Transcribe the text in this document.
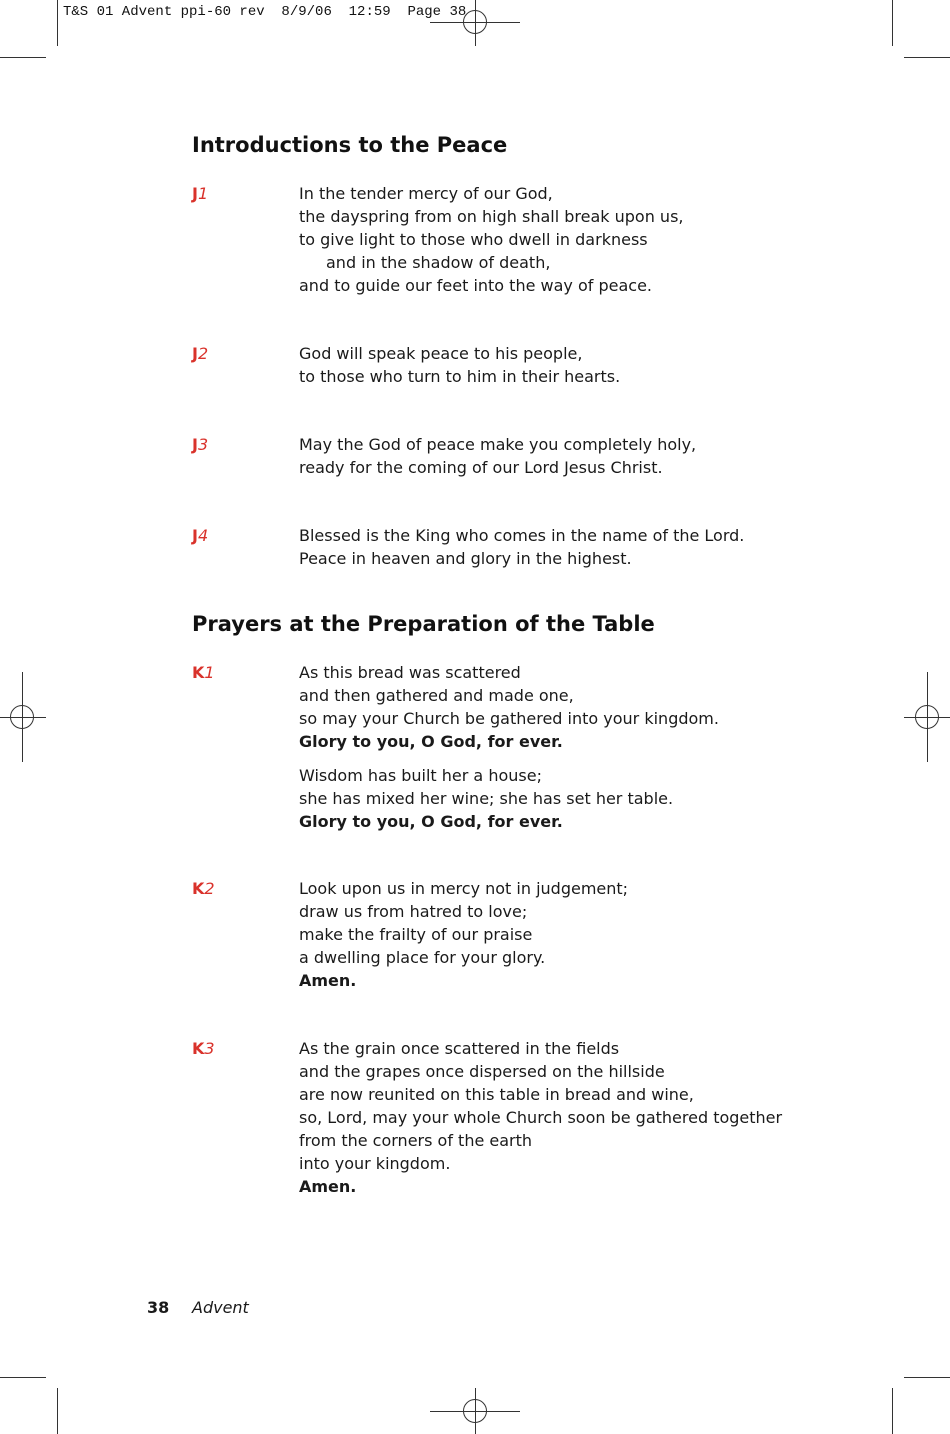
T&S 01 Advent ppi-60 rev  8/9/06  12:59  Page 38
Introductions to the Peace
J1	In the tender mercy of our God,
the dayspring from on high shall break upon us,
to give light to those who dwell in darkness
and in the shadow of death,
and to guide our feet into the way of peace.
J2	God will speak peace to his people,
to those who turn to him in their hearts.
J3	May the God of peace make you completely holy,
ready for the coming of our Lord Jesus Christ.
J4	Blessed is the King who comes in the name of the Lord.
Peace in heaven and glory in the highest.
Prayers at the Preparation of the Table
K1	As this bread was scattered
and then gathered and made one,
so may your Church be gathered into your kingdom.
Glory to you, O God, for ever.
Wisdom has built her a house;
she has mixed her wine; she has set her table.
Glory to you, O God, for ever.
K2	Look upon us in mercy not in judgement;
draw us from hatred to love;
make the frailty of our praise
a dwelling place for your glory.
Amen.
K3	As the grain once scattered in the fields
and the grapes once dispersed on the hillside
are now reunited on this table in bread and wine,
so, Lord, may your whole Church soon be gathered together
from the corners of the earth
into your kingdom.
Amen.
38 Advent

TASK - Check each line of the entries above, and show every one holding the word "Lord".

ANSWER TO THE PROBLEM -
ready for the coming of our Lord Jesus Christ.
J4	Blessed is the King who comes in the name of the Lord.
so, Lord, may your whole Church soon be gathered together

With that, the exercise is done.